OBJECTIVE:
Count how many lines mention the word "magnitude". Write that number alone.

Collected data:
◆ ◆ ◆ ◆
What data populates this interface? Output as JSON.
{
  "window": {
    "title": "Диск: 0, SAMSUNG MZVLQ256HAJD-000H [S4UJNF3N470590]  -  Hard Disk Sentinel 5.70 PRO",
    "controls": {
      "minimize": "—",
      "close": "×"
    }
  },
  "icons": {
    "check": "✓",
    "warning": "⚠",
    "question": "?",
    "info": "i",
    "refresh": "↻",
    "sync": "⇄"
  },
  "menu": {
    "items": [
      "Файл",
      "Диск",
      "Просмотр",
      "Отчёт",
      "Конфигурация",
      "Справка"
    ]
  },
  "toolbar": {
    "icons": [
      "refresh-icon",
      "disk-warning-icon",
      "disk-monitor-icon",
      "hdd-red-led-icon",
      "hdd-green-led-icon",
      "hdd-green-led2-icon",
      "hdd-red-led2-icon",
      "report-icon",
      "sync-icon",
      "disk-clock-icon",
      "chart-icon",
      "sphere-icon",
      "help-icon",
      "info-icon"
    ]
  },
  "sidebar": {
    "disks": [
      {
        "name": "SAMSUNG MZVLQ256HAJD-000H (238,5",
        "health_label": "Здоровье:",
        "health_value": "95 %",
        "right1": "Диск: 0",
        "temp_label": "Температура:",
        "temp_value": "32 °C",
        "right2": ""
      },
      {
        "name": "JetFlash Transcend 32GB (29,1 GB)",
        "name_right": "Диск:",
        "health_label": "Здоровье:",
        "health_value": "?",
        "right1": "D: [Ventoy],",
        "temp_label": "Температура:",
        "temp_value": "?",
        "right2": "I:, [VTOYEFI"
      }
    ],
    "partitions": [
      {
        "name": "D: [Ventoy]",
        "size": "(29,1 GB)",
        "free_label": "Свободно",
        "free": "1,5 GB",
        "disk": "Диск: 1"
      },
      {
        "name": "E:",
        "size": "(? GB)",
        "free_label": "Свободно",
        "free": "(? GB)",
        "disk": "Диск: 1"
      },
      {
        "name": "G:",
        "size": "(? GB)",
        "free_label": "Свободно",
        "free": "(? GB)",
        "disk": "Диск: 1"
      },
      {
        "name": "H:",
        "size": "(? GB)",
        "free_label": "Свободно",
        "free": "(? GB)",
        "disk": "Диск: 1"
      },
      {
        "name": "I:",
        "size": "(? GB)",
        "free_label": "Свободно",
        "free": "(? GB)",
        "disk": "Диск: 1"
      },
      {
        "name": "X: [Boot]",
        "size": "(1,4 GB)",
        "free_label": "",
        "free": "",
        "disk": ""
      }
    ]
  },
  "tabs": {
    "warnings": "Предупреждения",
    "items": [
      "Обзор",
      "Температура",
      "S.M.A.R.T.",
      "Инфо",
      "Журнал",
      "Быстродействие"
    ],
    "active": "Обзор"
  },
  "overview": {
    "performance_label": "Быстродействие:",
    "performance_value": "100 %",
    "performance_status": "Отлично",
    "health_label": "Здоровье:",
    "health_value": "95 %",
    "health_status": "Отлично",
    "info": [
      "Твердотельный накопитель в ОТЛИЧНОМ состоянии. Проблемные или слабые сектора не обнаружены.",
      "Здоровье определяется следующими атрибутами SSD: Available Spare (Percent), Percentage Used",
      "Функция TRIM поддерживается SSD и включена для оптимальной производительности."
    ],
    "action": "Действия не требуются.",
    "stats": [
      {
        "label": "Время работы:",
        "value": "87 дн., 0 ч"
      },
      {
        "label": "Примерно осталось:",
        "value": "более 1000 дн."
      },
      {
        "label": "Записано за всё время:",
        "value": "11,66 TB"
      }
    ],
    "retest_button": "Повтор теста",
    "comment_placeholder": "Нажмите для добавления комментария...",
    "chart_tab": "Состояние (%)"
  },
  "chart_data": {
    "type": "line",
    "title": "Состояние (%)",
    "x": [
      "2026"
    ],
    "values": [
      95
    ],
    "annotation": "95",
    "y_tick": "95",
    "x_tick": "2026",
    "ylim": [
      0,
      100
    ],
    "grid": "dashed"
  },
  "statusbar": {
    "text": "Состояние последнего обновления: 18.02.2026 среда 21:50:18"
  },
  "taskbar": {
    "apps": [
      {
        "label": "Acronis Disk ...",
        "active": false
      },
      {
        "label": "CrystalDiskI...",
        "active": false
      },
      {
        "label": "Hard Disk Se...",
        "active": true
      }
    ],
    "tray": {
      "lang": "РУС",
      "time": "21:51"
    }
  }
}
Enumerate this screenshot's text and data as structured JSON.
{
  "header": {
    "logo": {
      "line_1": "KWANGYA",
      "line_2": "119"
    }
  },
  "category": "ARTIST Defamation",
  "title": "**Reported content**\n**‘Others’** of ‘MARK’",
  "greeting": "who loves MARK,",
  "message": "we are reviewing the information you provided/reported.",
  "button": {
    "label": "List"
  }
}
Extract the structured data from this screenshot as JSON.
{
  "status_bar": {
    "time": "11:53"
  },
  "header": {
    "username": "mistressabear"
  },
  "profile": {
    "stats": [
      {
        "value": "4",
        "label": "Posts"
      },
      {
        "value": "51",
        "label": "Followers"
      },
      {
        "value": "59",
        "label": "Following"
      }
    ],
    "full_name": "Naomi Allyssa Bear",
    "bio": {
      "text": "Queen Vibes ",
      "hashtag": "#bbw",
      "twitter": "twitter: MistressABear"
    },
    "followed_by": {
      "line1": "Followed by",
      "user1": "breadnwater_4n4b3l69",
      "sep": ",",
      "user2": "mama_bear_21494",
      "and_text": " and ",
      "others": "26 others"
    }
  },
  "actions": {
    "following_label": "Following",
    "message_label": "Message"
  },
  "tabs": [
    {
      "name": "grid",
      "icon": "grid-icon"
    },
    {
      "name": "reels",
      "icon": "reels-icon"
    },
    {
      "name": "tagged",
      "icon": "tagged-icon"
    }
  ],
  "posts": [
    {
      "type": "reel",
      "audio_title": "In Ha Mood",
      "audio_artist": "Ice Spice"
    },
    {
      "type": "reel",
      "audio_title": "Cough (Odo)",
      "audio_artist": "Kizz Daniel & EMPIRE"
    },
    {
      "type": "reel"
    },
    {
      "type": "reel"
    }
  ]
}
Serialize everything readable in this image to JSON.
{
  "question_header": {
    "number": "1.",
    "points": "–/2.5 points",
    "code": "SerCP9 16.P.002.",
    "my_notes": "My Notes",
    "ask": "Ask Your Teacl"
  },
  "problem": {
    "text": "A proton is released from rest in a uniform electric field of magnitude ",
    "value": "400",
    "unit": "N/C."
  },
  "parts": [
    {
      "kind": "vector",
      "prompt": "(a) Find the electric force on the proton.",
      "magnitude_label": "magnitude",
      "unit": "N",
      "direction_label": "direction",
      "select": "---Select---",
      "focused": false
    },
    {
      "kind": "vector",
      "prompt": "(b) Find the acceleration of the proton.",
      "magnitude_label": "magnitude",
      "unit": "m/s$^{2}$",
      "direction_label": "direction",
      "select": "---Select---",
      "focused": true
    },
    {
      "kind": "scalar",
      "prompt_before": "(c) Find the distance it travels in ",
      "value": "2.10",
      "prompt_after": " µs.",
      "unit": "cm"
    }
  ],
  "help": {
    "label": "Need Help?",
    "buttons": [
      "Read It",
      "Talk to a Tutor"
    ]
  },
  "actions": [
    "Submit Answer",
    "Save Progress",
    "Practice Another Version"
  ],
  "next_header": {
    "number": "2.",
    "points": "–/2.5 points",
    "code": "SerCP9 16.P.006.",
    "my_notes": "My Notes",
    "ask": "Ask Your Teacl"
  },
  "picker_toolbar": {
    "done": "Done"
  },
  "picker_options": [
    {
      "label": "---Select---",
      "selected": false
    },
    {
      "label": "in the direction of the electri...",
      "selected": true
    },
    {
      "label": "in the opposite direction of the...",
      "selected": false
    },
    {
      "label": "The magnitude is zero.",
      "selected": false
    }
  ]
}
◆ ◆ ◆ ◆
EXPECTED OUTPUT:
4